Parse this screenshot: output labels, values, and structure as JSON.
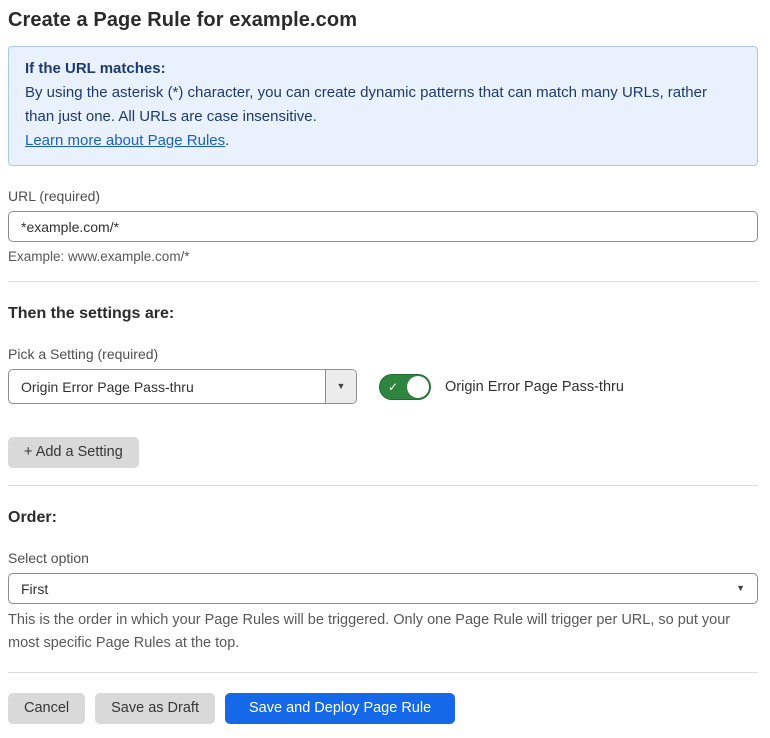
{
  "page": {
    "title": "Create a Page Rule for example.com"
  },
  "info_box": {
    "heading": "If the URL matches:",
    "body": "By using the asterisk (*) character, you can create dynamic patterns that can match many URLs, rather than just one. All URLs are case insensitive.",
    "link": "Learn more about Page Rules",
    "link_suffix": "."
  },
  "url_field": {
    "label": "URL (required)",
    "value": "*example.com/*",
    "helper": "Example: www.example.com/*"
  },
  "settings_section": {
    "heading": "Then the settings are:",
    "picker_label": "Pick a Setting (required)",
    "picker_value": "Origin Error Page Pass-thru",
    "toggle_label": "Origin Error Page Pass-thru",
    "toggle_state": "on",
    "add_button_label": "+ Add a Setting"
  },
  "order_section": {
    "heading": "Order:",
    "select_label": "Select option",
    "select_value": "First",
    "helper": "This is the order in which your Page Rules will be triggered. Only one Page Rule will trigger per URL, so put your most specific Page Rules at the top."
  },
  "footer": {
    "cancel_label": "Cancel",
    "save_draft_label": "Save as Draft",
    "save_deploy_label": "Save and Deploy Page Rule"
  },
  "icons": {
    "caret_down": "▼",
    "check": "✓"
  },
  "colors": {
    "accent_blue": "#1568e8",
    "toggle_green": "#2e8540",
    "info_box_bg": "#e9f2fc",
    "info_box_border": "#abc9ec",
    "info_box_text": "#1e3a6e",
    "link_blue": "#1b5fc4",
    "gray_button_bg": "#d9d9d9"
  }
}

Directions for this task
Restate each entry word for word, please, but drop any images it holds.

Task answer
Parse this screenshot: output labels, values, and structure as JSON.
{
  "page": {
    "title": "Create a Page Rule for example.com"
  },
  "info_box": {
    "heading": "If the URL matches:",
    "body": "By using the asterisk (*) character, you can create dynamic patterns that can match many URLs, rather than just one. All URLs are case insensitive.",
    "link": "Learn more about Page Rules",
    "link_suffix": "."
  },
  "url_field": {
    "label": "URL (required)",
    "value": "*example.com/*",
    "helper": "Example: www.example.com/*"
  },
  "settings_section": {
    "heading": "Then the settings are:",
    "picker_label": "Pick a Setting (required)",
    "picker_value": "Origin Error Page Pass-thru",
    "toggle_label": "Origin Error Page Pass-thru",
    "toggle_state": "on",
    "add_button_label": "+ Add a Setting"
  },
  "order_section": {
    "heading": "Order:",
    "select_label": "Select option",
    "select_value": "First",
    "helper": "This is the order in which your Page Rules will be triggered. Only one Page Rule will trigger per URL, so put your most specific Page Rules at the top."
  },
  "footer": {
    "cancel_label": "Cancel",
    "save_draft_label": "Save as Draft",
    "save_deploy_label": "Save and Deploy Page Rule"
  },
  "icons": {
    "caret_down": "▼",
    "check": "✓"
  },
  "colors": {
    "accent_blue": "#1568e8",
    "toggle_green": "#2e8540",
    "info_box_bg": "#e9f2fc",
    "info_box_border": "#abc9ec",
    "info_box_text": "#1e3a6e",
    "link_blue": "#1b5fc4",
    "gray_button_bg": "#d9d9d9"
  }
}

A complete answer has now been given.